Problem statement => Each line below should be retyped exactly, with no pictures.

── Exercise data ──

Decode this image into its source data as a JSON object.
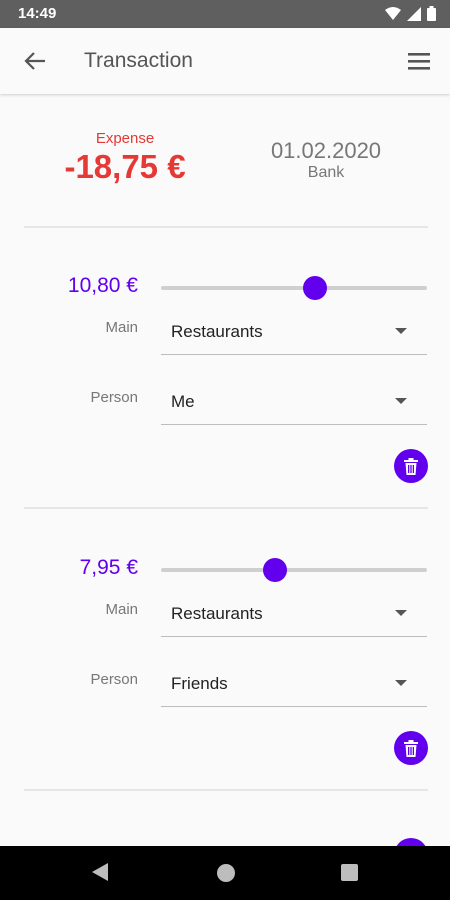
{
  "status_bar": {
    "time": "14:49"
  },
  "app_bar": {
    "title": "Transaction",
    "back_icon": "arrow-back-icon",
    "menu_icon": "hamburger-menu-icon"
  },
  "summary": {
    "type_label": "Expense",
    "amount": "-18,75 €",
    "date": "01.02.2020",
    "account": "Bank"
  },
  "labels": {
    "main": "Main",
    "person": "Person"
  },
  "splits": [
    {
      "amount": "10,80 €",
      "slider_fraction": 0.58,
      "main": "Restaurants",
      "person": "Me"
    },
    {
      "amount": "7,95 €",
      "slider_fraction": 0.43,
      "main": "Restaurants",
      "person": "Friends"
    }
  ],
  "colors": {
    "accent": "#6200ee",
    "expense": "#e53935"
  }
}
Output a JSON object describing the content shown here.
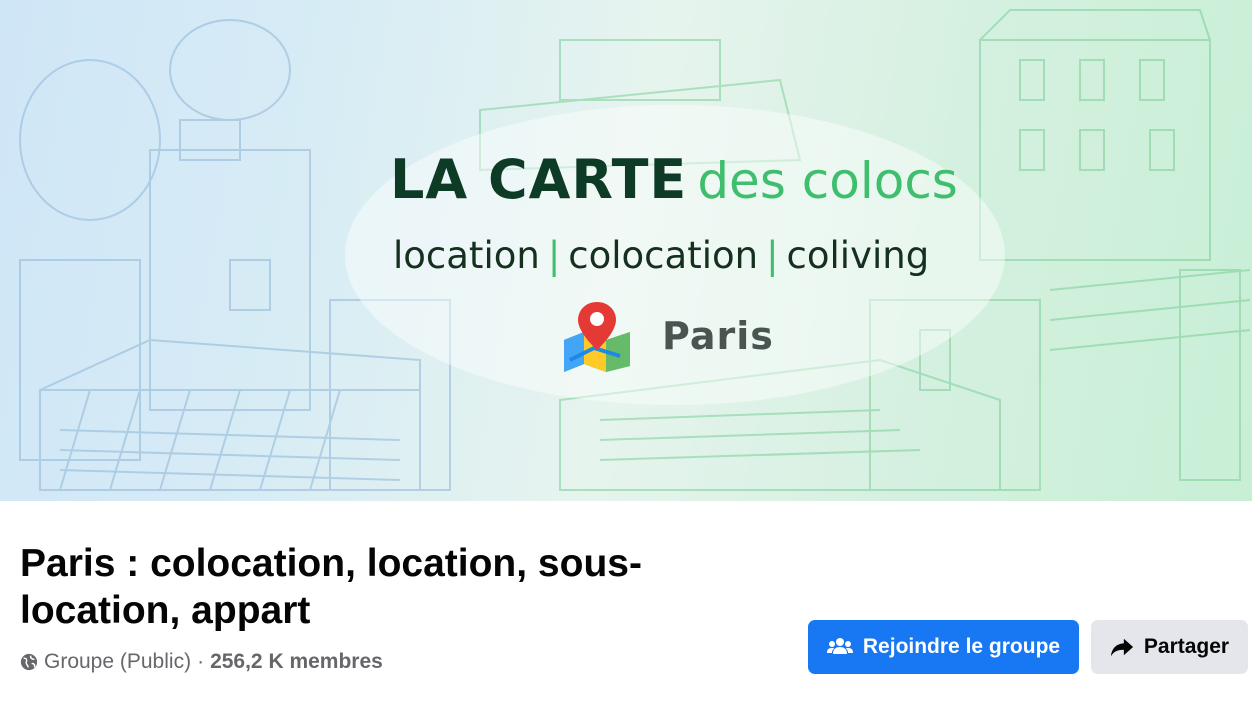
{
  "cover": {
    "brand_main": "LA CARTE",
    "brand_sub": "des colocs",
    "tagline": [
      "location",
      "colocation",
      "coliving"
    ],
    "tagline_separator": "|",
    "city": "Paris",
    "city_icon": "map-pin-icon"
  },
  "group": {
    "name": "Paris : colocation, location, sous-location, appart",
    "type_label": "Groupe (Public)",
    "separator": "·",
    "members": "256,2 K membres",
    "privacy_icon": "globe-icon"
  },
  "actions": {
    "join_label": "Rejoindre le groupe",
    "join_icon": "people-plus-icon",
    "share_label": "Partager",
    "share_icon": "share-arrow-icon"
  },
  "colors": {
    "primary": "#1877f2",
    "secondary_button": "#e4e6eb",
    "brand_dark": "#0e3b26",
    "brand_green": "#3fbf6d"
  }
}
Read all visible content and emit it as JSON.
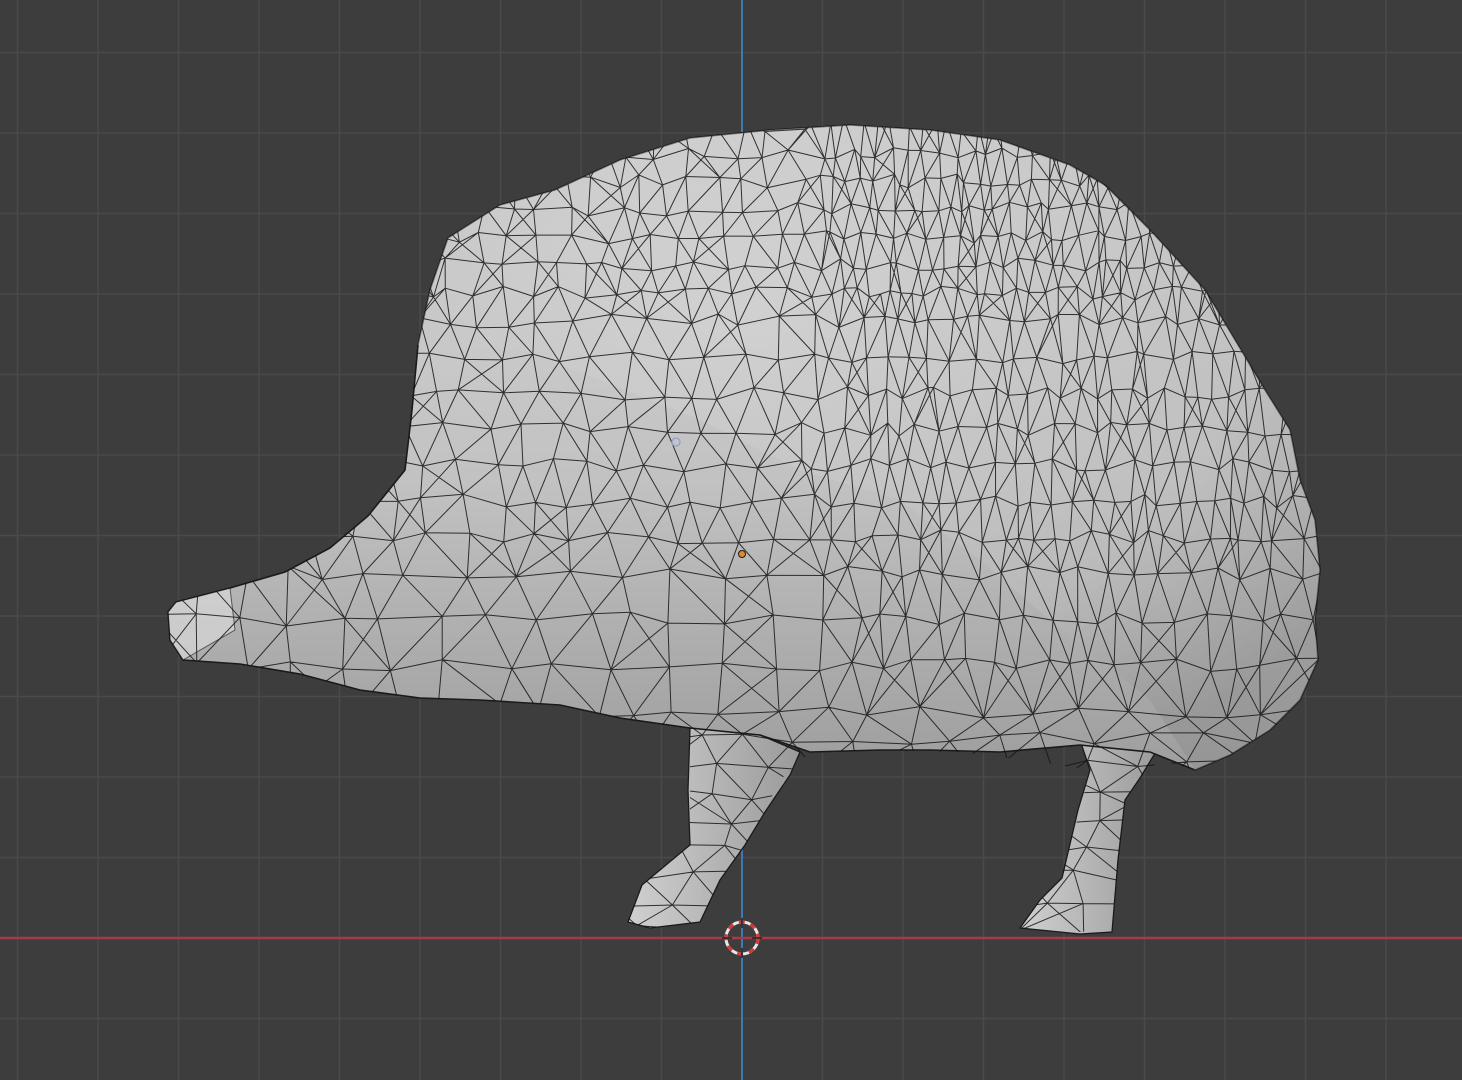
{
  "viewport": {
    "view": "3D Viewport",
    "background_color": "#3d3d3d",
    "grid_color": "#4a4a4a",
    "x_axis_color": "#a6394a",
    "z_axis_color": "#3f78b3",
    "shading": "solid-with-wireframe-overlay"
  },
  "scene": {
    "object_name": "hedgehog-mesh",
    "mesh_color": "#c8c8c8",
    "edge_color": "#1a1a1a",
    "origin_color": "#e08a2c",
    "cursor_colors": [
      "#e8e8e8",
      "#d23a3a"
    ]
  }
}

───

Solution to the exercise =>
Decode this image into its source data as a JSON object.
{
  "status_bar": {
    "time": "14:49"
  },
  "app_bar": {
    "title": "Transaction",
    "back_icon": "arrow-back-icon",
    "menu_icon": "hamburger-menu-icon"
  },
  "summary": {
    "type_label": "Expense",
    "amount": "-18,75 €",
    "date": "01.02.2020",
    "account": "Bank"
  },
  "labels": {
    "main": "Main",
    "person": "Person"
  },
  "splits": [
    {
      "amount": "10,80 €",
      "slider_fraction": 0.58,
      "main": "Restaurants",
      "person": "Me"
    },
    {
      "amount": "7,95 €",
      "slider_fraction": 0.43,
      "main": "Restaurants",
      "person": "Friends"
    }
  ],
  "colors": {
    "accent": "#6200ee",
    "expense": "#e53935"
  }
}
Output a JSON object describing the content shown here.
{
  "cover": {
    "brand_main": "LA CARTE",
    "brand_sub": "des colocs",
    "tagline": [
      "location",
      "colocation",
      "coliving"
    ],
    "tagline_separator": "|",
    "city": "Paris",
    "city_icon": "map-pin-icon"
  },
  "group": {
    "name": "Paris : colocation, location, sous-location, appart",
    "type_label": "Groupe (Public)",
    "separator": "·",
    "members": "256,2 K membres",
    "privacy_icon": "globe-icon"
  },
  "actions": {
    "join_label": "Rejoindre le groupe",
    "join_icon": "people-plus-icon",
    "share_label": "Partager",
    "share_icon": "share-arrow-icon"
  },
  "colors": {
    "primary": "#1877f2",
    "secondary_button": "#e4e6eb",
    "brand_dark": "#0e3b26",
    "brand_green": "#3fbf6d"
  }
}
Read all visible content and emit it as JSON.
{
  "viewport": {
    "view": "3D Viewport",
    "background_color": "#3d3d3d",
    "grid_color": "#4a4a4a",
    "x_axis_color": "#a6394a",
    "z_axis_color": "#3f78b3",
    "shading": "solid-with-wireframe-overlay"
  },
  "scene": {
    "object_name": "hedgehog-mesh",
    "mesh_color": "#c8c8c8",
    "edge_color": "#1a1a1a",
    "origin_color": "#e08a2c",
    "cursor_colors": [
      "#e8e8e8",
      "#d23a3a"
    ]
  }
}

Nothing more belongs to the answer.